---------- Data excerpts

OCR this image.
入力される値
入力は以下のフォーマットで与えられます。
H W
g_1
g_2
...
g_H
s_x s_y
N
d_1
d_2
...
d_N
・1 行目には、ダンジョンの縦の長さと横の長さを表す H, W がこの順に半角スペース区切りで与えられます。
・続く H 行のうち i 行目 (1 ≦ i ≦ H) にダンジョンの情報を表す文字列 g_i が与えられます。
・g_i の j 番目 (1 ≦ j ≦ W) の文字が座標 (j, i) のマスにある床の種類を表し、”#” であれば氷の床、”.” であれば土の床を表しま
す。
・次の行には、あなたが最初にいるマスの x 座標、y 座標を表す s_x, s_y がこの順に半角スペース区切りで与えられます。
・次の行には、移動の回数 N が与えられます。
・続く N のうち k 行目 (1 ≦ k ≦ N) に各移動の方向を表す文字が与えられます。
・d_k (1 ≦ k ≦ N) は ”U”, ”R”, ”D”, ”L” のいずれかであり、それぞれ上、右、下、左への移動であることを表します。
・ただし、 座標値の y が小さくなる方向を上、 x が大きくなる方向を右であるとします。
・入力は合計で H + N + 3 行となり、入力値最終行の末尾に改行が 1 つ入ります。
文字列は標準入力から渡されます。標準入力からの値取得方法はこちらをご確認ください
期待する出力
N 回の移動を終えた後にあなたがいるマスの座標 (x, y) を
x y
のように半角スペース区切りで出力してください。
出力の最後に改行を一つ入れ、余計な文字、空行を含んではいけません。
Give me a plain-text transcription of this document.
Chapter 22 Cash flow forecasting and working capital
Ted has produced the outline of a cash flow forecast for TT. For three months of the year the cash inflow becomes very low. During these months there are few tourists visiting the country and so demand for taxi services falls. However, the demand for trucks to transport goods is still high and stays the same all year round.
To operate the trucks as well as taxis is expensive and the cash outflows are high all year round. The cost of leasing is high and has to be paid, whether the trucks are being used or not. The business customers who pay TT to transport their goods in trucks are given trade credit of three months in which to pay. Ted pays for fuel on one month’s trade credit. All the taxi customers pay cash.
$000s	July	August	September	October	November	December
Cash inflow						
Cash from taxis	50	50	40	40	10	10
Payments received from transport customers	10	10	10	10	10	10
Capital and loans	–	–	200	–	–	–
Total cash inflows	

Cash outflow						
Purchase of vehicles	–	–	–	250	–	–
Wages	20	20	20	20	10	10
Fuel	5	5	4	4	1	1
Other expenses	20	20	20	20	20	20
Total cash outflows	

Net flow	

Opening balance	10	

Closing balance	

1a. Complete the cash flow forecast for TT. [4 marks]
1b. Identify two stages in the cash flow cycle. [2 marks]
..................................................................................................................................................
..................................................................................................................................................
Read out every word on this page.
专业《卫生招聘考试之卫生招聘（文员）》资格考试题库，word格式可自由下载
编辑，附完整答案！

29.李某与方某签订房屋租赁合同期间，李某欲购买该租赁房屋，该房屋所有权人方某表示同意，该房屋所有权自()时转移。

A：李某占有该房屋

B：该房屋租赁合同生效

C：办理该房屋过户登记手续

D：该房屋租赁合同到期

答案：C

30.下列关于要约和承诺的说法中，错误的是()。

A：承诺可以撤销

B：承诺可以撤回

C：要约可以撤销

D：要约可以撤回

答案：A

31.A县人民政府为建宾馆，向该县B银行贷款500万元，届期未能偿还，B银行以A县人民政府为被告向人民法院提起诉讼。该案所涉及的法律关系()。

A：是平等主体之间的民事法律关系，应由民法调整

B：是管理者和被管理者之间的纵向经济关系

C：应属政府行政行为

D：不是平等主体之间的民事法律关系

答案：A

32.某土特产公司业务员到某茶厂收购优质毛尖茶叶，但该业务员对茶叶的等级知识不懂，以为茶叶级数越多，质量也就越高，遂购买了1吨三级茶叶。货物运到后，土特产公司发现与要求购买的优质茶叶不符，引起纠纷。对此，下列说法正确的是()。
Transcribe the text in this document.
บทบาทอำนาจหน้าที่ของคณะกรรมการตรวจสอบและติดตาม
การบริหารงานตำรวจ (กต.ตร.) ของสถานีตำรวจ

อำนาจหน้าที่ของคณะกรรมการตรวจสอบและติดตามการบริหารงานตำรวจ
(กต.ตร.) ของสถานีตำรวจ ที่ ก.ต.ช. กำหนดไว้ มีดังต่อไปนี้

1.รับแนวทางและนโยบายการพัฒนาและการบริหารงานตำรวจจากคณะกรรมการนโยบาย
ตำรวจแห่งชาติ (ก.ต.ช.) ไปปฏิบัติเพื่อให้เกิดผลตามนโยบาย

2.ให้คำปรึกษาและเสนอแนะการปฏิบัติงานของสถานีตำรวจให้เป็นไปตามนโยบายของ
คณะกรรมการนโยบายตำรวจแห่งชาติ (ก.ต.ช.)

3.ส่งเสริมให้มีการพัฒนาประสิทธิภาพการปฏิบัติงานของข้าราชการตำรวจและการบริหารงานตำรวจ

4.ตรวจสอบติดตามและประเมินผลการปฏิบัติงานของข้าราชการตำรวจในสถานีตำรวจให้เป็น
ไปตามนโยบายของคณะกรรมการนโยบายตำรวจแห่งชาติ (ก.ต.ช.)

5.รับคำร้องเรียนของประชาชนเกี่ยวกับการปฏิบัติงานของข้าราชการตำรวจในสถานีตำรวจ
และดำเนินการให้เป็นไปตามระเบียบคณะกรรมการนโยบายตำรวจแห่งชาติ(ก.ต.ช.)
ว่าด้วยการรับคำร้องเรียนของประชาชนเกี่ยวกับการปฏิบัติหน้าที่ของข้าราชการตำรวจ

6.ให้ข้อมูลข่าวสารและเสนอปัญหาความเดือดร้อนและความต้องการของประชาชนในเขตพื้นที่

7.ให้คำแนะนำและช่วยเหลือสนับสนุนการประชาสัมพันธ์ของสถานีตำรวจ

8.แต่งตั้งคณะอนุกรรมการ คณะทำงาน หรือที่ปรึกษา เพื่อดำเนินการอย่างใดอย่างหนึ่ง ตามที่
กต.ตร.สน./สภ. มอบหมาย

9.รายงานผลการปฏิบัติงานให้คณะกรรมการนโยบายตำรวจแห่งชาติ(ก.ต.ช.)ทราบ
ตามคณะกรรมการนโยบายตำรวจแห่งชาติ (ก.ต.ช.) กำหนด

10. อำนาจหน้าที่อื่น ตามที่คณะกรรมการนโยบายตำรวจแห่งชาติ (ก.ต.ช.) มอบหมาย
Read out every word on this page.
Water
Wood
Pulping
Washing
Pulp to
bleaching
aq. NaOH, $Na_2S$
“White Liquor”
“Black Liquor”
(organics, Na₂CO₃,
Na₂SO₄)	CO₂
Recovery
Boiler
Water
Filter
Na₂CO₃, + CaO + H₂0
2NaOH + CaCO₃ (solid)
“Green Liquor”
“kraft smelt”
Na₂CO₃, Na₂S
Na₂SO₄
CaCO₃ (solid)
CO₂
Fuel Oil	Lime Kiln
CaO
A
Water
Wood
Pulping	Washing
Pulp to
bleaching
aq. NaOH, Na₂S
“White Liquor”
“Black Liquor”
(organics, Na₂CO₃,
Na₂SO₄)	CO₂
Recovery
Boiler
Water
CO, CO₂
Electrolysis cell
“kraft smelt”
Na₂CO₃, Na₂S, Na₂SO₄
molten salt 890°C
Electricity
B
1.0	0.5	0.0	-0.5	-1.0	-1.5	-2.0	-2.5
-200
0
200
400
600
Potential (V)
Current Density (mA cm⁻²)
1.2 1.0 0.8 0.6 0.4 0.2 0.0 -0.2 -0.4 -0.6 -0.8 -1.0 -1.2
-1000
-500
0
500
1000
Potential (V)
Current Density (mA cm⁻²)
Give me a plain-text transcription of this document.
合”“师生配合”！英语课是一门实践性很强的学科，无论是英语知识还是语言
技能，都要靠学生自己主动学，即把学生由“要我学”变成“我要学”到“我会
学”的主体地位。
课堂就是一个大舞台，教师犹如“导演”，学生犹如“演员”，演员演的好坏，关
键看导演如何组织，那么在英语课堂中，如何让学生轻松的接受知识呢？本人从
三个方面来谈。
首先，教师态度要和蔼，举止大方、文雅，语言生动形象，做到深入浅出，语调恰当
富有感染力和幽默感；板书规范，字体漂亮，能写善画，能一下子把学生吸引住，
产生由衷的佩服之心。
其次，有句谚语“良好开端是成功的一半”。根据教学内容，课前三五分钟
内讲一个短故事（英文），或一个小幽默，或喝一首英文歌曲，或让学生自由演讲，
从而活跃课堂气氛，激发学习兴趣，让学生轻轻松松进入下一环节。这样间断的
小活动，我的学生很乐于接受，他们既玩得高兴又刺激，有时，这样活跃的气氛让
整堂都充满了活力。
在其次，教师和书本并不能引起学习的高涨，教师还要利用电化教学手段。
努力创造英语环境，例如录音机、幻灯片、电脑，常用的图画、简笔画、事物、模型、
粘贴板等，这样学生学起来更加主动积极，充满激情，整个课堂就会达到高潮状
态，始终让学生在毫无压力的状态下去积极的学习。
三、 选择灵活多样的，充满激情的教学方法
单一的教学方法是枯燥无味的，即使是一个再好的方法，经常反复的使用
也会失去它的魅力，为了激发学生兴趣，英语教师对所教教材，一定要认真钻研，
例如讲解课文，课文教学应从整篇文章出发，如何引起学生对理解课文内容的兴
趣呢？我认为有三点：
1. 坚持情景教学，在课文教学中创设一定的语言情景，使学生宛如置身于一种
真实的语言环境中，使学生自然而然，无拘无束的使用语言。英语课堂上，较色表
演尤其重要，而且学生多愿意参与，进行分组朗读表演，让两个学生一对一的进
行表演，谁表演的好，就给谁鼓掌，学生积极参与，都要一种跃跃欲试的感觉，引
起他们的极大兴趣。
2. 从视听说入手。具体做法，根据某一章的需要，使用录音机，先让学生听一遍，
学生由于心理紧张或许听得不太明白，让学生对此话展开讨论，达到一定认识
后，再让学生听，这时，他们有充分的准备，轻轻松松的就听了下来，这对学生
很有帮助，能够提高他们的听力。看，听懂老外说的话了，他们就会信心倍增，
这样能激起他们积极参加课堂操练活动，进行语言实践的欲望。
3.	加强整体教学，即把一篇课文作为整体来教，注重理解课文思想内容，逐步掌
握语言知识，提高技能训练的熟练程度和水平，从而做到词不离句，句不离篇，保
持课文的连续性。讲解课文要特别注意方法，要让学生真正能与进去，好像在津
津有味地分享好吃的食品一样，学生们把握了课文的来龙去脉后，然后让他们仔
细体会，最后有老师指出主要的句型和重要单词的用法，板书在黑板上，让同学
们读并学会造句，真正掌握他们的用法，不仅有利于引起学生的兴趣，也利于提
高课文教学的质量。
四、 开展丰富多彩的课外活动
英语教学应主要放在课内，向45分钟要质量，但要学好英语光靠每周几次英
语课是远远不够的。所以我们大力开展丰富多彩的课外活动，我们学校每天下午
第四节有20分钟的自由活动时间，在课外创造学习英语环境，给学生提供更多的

--------------------

[Task brief]: Take each line of the material that contains the word "ตามท" and list it.

[Answer to this problem]:
8.แต่งตั้งคณะอนุกรรมการ คณะทำงาน หรือที่ปรึกษา เพื่อดำเนินการอย่างใดอย่างหนึ่ง ตามที่
10. อำนาจหน้าที่อื่น ตามที่คณะกรรมการนโยบายตำรวจแห่งชาติ (ก.ต.ช.) มอบหมาย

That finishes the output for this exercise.